Records for the task:
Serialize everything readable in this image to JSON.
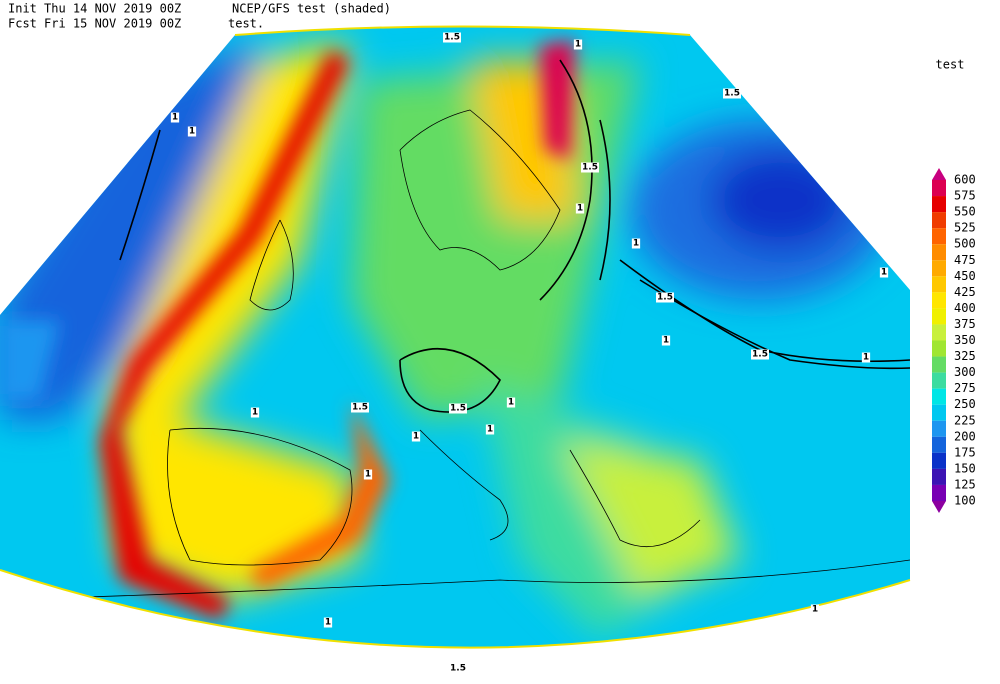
{
  "header": {
    "init_label": "Init",
    "init_date": "Thu 14 NOV 2019 00Z",
    "model": "NCEP/GFS test (shaded)",
    "fcst_label": "Fcst",
    "fcst_date": "Fri 15 NOV 2019 00Z",
    "contour": "test."
  },
  "legend": {
    "title": "test",
    "levels": [
      600,
      575,
      550,
      525,
      500,
      475,
      450,
      425,
      400,
      375,
      350,
      325,
      300,
      275,
      250,
      225,
      200,
      175,
      150,
      125,
      100
    ],
    "colors": [
      "#c8007f",
      "#dc0050",
      "#e60000",
      "#f03c00",
      "#ff6400",
      "#ff8c00",
      "#ffaa00",
      "#ffc800",
      "#ffe600",
      "#f0f000",
      "#c8f03c",
      "#a0e632",
      "#64dc64",
      "#3cdca0",
      "#00e6e6",
      "#00c8f0",
      "#1e96f0",
      "#1464dc",
      "#0a32c8",
      "#3c14b4",
      "#7800b4",
      "#8c00a0"
    ]
  },
  "contour_labels": [
    "1.5",
    "1",
    "1",
    "1",
    "1.5",
    "1.5",
    "1",
    "1",
    "1",
    "1.5",
    "1",
    "1.5",
    "1",
    "1",
    "1.5",
    "1.5",
    "1",
    "1",
    "1",
    "1",
    "1",
    "1",
    "1.5"
  ]
}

Given instruction: Pictures are excluded; repeat every record exactly.

Correct response:
Serialize everything readable in this image to JSON.
{
  "header": {
    "init_label": "Init",
    "init_date": "Thu 14 NOV 2019 00Z",
    "model": "NCEP/GFS test (shaded)",
    "fcst_label": "Fcst",
    "fcst_date": "Fri 15 NOV 2019 00Z",
    "contour": "test."
  },
  "legend": {
    "title": "test",
    "levels": [
      600,
      575,
      550,
      525,
      500,
      475,
      450,
      425,
      400,
      375,
      350,
      325,
      300,
      275,
      250,
      225,
      200,
      175,
      150,
      125,
      100
    ],
    "colors": [
      "#c8007f",
      "#dc0050",
      "#e60000",
      "#f03c00",
      "#ff6400",
      "#ff8c00",
      "#ffaa00",
      "#ffc800",
      "#ffe600",
      "#f0f000",
      "#c8f03c",
      "#a0e632",
      "#64dc64",
      "#3cdca0",
      "#00e6e6",
      "#00c8f0",
      "#1e96f0",
      "#1464dc",
      "#0a32c8",
      "#3c14b4",
      "#7800b4",
      "#8c00a0"
    ]
  },
  "contour_labels": [
    "1.5",
    "1",
    "1",
    "1",
    "1.5",
    "1.5",
    "1",
    "1",
    "1",
    "1.5",
    "1",
    "1.5",
    "1",
    "1",
    "1.5",
    "1.5",
    "1",
    "1",
    "1",
    "1",
    "1",
    "1",
    "1.5"
  ]
}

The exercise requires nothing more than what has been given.